### SOURCE MATERIAL
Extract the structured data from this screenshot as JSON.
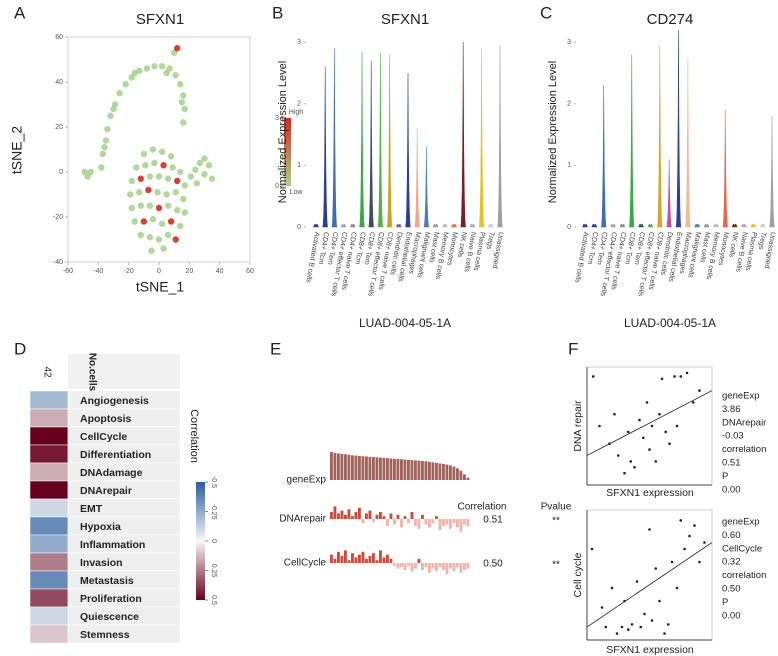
{
  "chart_data": [
    {
      "panel": "A",
      "type": "scatter",
      "title": "SFXN1",
      "xlabel": "tSNE_1",
      "ylabel": "tSNE_2",
      "xlim": [
        -60,
        60
      ],
      "xticks": [
        -60,
        -40,
        -20,
        0,
        20,
        40,
        60
      ],
      "ylim": [
        -40,
        60
      ],
      "yticks": [
        -40,
        -20,
        0,
        20,
        40,
        60
      ],
      "x": [
        -38,
        -37,
        -35,
        -34,
        -32,
        -29,
        -26,
        -22,
        -18,
        -13,
        -8,
        -3,
        2,
        7,
        11,
        14,
        16,
        17,
        16,
        -36,
        -30,
        -16,
        5,
        15,
        12,
        10,
        -49,
        -47,
        -45,
        21,
        24,
        27,
        30,
        33,
        35,
        25,
        30,
        -10,
        -4,
        2,
        8,
        -15,
        -9,
        -3,
        3,
        9,
        14,
        -18,
        -12,
        -6,
        0,
        6,
        12,
        17,
        -19,
        -13,
        -7,
        -1,
        5,
        11,
        16,
        -18,
        -12,
        -6,
        0,
        6,
        12,
        17,
        -16,
        -10,
        -4,
        2,
        8,
        14,
        -12,
        -6,
        0,
        6,
        11,
        -5,
        3
      ],
      "y": [
        2,
        8,
        14,
        19,
        25,
        30,
        35,
        39,
        42,
        45,
        46,
        47,
        47,
        46,
        43,
        39,
        34,
        28,
        22,
        11,
        28,
        44,
        44,
        31,
        55,
        53,
        0,
        -2,
        0,
        -2,
        1,
        4,
        6,
        3,
        -3,
        -5,
        -1,
        8,
        10,
        9,
        7,
        2,
        3,
        4,
        3,
        2,
        0,
        -4,
        -3,
        -2,
        -2,
        -3,
        -4,
        -6,
        -10,
        -9,
        -8,
        -9,
        -10,
        -9,
        -12,
        -16,
        -15,
        -15,
        -16,
        -15,
        -17,
        -18,
        -22,
        -22,
        -21,
        -23,
        -22,
        -24,
        -28,
        -29,
        -30,
        -28,
        -30,
        -35,
        -34
      ],
      "values": [
        0,
        0,
        0,
        0,
        0,
        0,
        0,
        0,
        0,
        0,
        0,
        0,
        0,
        0,
        0,
        0,
        0,
        0,
        0,
        0,
        0,
        0,
        0,
        0,
        3,
        0,
        0,
        0,
        0,
        0,
        0,
        0,
        0,
        0,
        0,
        0,
        0,
        0,
        0,
        0,
        0,
        0,
        0,
        0,
        3,
        0,
        0,
        0,
        3,
        0,
        0,
        0,
        3,
        0,
        0,
        0,
        3,
        0,
        0,
        0,
        0,
        0,
        0,
        0,
        3,
        0,
        0,
        0,
        0,
        3,
        0,
        0,
        3,
        0,
        0,
        0,
        0,
        0,
        3,
        0,
        0
      ],
      "colorbar": {
        "lim": [
          0,
          3
        ],
        "ticks": [
          0,
          3
        ],
        "high": "High",
        "low": "Low",
        "colors": [
          "#a9d38f",
          "#d42b1e"
        ]
      }
    },
    {
      "panel": "B",
      "type": "violin",
      "title": "SFXN1",
      "ylabel": "Normalized Expression Level",
      "xlabel": "LUAD-004-05-1A",
      "ylim": [
        0,
        3.1
      ],
      "yticks": [
        0,
        1,
        2,
        3
      ],
      "categories": [
        "Activated B cells",
        "CD4+ Tcm",
        "CD4+ Tem",
        "CD4+ effector T cells",
        "CD4+ naive T cells",
        "CD8+ Tcm",
        "CD8+ Tem",
        "CD8+ effector T cells",
        "CD8+ naive T cells",
        "Dendritic cells",
        "Endothelial cells",
        "Macrophages",
        "Malignant cells",
        "Mast cells",
        "Memory B cells",
        "Monocytes",
        "NK cells",
        "Naive B cells",
        "Plasma cells",
        "Tregs",
        "Unassigned"
      ],
      "values": [
        0,
        2.6,
        2.9,
        0,
        0,
        2.85,
        2.7,
        2.82,
        2.8,
        0,
        2.5,
        1.6,
        1.3,
        0,
        0,
        0,
        3.0,
        0,
        2.9,
        0,
        2.95
      ],
      "colors": [
        "#2b3f8f",
        "#2b3f8f",
        "#3a6fb5",
        "#9aa2c8",
        "#8a8a8a",
        "#3ca84b",
        "#3b4f5e",
        "#56b04a",
        "#c9a227",
        "#7a5bb0",
        "#2c3f99",
        "#f0a88a",
        "#4a7fb8",
        "#999999",
        "#bbbbbb",
        "#e07050",
        "#7b2020",
        "#aaaaaa",
        "#e6c229",
        "#cccccc",
        "#a0a0a0"
      ]
    },
    {
      "panel": "C",
      "type": "violin",
      "title": "CD274",
      "ylabel": "Normalized Expression Level",
      "xlabel": "LUAD-004-05-1A",
      "ylim": [
        0,
        3.1
      ],
      "yticks": [
        0,
        1,
        2,
        3
      ],
      "categories": [
        "Activated B cells",
        "CD4+ Tcm",
        "CD4+ Tem",
        "CD4+ effector T cells",
        "CD4+ naive T cells",
        "CD8+ Tcm",
        "CD8+ Tem",
        "CD8+ effector T cells",
        "CD8+ naive T cells",
        "Dendritic cells",
        "Endothelial cells",
        "Macrophages",
        "Malignant cells",
        "Mast cells",
        "Memory B cells",
        "Monocytes",
        "NK cells",
        "Naive B cells",
        "Plasma cells",
        "Tregs",
        "Unassigned"
      ],
      "values": [
        0,
        0,
        2.3,
        0,
        0,
        2.8,
        0,
        0,
        2.95,
        1.1,
        3.2,
        2.75,
        0,
        0,
        0,
        1.9,
        0,
        0,
        0,
        0,
        1.8
      ],
      "colors": [
        "#2b3f8f",
        "#2b3f8f",
        "#3a6fb5",
        "#9aa2c8",
        "#8a8a8a",
        "#3ca84b",
        "#3b4f5e",
        "#56b04a",
        "#d4a52a",
        "#c04fb0",
        "#2c3f99",
        "#f3b898",
        "#4a7fb8",
        "#999999",
        "#bbbbbb",
        "#e8674a",
        "#7b2020",
        "#aaaaaa",
        "#e6c229",
        "#cccccc",
        "#a0a0a0"
      ]
    },
    {
      "panel": "D",
      "type": "heatmap",
      "column": "No.cells",
      "column_value": 42,
      "categories": [
        "Angiogenesis",
        "Apoptosis",
        "CellCycle",
        "Differentiation",
        "DNAdamage",
        "DNArepair",
        "EMT",
        "Hypoxia",
        "Inflammation",
        "Invasion",
        "Metastasis",
        "Proliferation",
        "Quiescence",
        "Stemness"
      ],
      "values": [
        -0.2,
        0.15,
        0.5,
        0.45,
        0.15,
        0.51,
        -0.1,
        -0.35,
        -0.25,
        0.25,
        -0.35,
        0.35,
        -0.1,
        0.1
      ],
      "colorbar": {
        "label": "Correlation",
        "lim": [
          -0.5,
          0.5
        ],
        "ticks": [
          -0.5,
          -0.25,
          0,
          0.25,
          0.5
        ],
        "colors": [
          "#2c5d9e",
          "#f7f7f7",
          "#67001f"
        ]
      }
    },
    {
      "panel": "E",
      "type": "bar-strips",
      "correlation_header": "Correlation",
      "pvalue_header": "Pvalue",
      "series": [
        {
          "name": "geneExp",
          "label_color": "#222222",
          "color": "#a0635b",
          "ylim": [
            0,
            1
          ],
          "values": [
            1.0,
            0.97,
            0.95,
            0.93,
            0.92,
            0.9,
            0.88,
            0.87,
            0.86,
            0.85,
            0.84,
            0.83,
            0.82,
            0.81,
            0.8,
            0.79,
            0.78,
            0.77,
            0.76,
            0.75,
            0.74,
            0.73,
            0.72,
            0.71,
            0.7,
            0.69,
            0.68,
            0.67,
            0.65,
            0.63,
            0.61,
            0.59,
            0.57,
            0.55,
            0.52,
            0.48,
            0.42,
            0.33,
            0.2,
            0.08
          ]
        },
        {
          "name": "DNArepair",
          "label_color": "#c0392b",
          "color": "#d04a3c",
          "negative_color": "#f2b3aa",
          "ylim": [
            -1,
            1
          ],
          "correlation": "0.51",
          "pvalue": "**",
          "values": [
            0.5,
            0.9,
            0.4,
            0.6,
            0.3,
            0.7,
            0.2,
            0.5,
            0.8,
            -0.3,
            0.4,
            0.6,
            -0.2,
            0.3,
            0.5,
            0.2,
            -0.5,
            0.4,
            -0.4,
            0.3,
            -0.6,
            0.2,
            -0.3,
            0.5,
            -0.5,
            -0.7,
            0.3,
            -0.4,
            -0.6,
            -0.3,
            0.2,
            -0.8,
            -0.5,
            -0.4,
            -0.7,
            -0.3,
            -0.6,
            -0.9,
            -0.4,
            -0.5
          ]
        },
        {
          "name": "CellCycle",
          "label_color": "#222222",
          "color": "#d04a3c",
          "negative_color": "#f2b3aa",
          "ylim": [
            -1,
            1
          ],
          "correlation": "0.50",
          "pvalue": "**",
          "values": [
            0.6,
            0.3,
            0.8,
            0.5,
            0.9,
            0.2,
            0.7,
            0.4,
            0.6,
            0.8,
            0.3,
            0.5,
            0.7,
            0.2,
            0.9,
            0.4,
            0.6,
            0.3,
            -0.2,
            -0.4,
            -0.3,
            -0.5,
            -0.2,
            -0.6,
            -0.4,
            0.3,
            -0.5,
            -0.3,
            -0.7,
            -0.4,
            -0.6,
            -0.3,
            -0.5,
            -0.8,
            -0.4,
            -0.6,
            -0.3,
            -0.7,
            -0.5,
            -0.4
          ]
        }
      ]
    },
    {
      "panel": "F",
      "type": "scatter-fit",
      "plots": [
        {
          "ylabel": "DNA repair",
          "xlabel": "SFXN1 expression",
          "xlim": [
            0,
            1
          ],
          "ylim": [
            0,
            1
          ],
          "x": [
            0.05,
            0.1,
            0.18,
            0.22,
            0.25,
            0.3,
            0.33,
            0.35,
            0.38,
            0.42,
            0.45,
            0.48,
            0.5,
            0.52,
            0.55,
            0.58,
            0.6,
            0.63,
            0.66,
            0.7,
            0.72,
            0.75,
            0.8,
            0.85,
            0.9
          ],
          "y": [
            0.92,
            0.5,
            0.35,
            0.6,
            0.25,
            0.1,
            0.45,
            0.2,
            0.15,
            0.55,
            0.4,
            0.7,
            0.3,
            0.5,
            0.2,
            0.6,
            0.9,
            0.45,
            0.35,
            0.92,
            0.5,
            0.92,
            0.95,
            0.7,
            0.8
          ],
          "fit": {
            "x": [
              0,
              1
            ],
            "y": [
              0.25,
              0.8
            ]
          },
          "stats": [
            "geneExp",
            "3.86",
            "DNArepair",
            "-0.03",
            "correlation",
            "0.51",
            "P",
            "0.00"
          ]
        },
        {
          "ylabel": "Cell cycle",
          "xlabel": "SFXN1 expression",
          "xlim": [
            0,
            1
          ],
          "ylim": [
            0,
            1
          ],
          "x": [
            0.04,
            0.12,
            0.15,
            0.2,
            0.24,
            0.28,
            0.3,
            0.33,
            0.36,
            0.4,
            0.43,
            0.46,
            0.5,
            0.52,
            0.55,
            0.58,
            0.62,
            0.65,
            0.68,
            0.72,
            0.75,
            0.78,
            0.82,
            0.86,
            0.9,
            0.94
          ],
          "y": [
            0.7,
            0.25,
            0.1,
            0.4,
            0.05,
            0.1,
            0.3,
            0.08,
            0.12,
            0.45,
            0.1,
            0.2,
            0.85,
            0.15,
            0.55,
            0.3,
            0.05,
            0.12,
            0.6,
            0.4,
            0.92,
            0.7,
            0.8,
            0.88,
            0.6,
            0.75
          ],
          "fit": {
            "x": [
              0,
              1
            ],
            "y": [
              0.1,
              0.75
            ]
          },
          "stats": [
            "geneExp",
            "0.60",
            "CellCycle",
            "0.32",
            "correlation",
            "0.50",
            "P",
            "0.00"
          ]
        }
      ]
    }
  ]
}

### ABOUT THIS EXERCISE
Scan the listing above for the word "DNArepair" and copy every line that holds it.

### SOLUTION BELOW
        "DNArepair",
          "name": "DNArepair",
            "DNArepair",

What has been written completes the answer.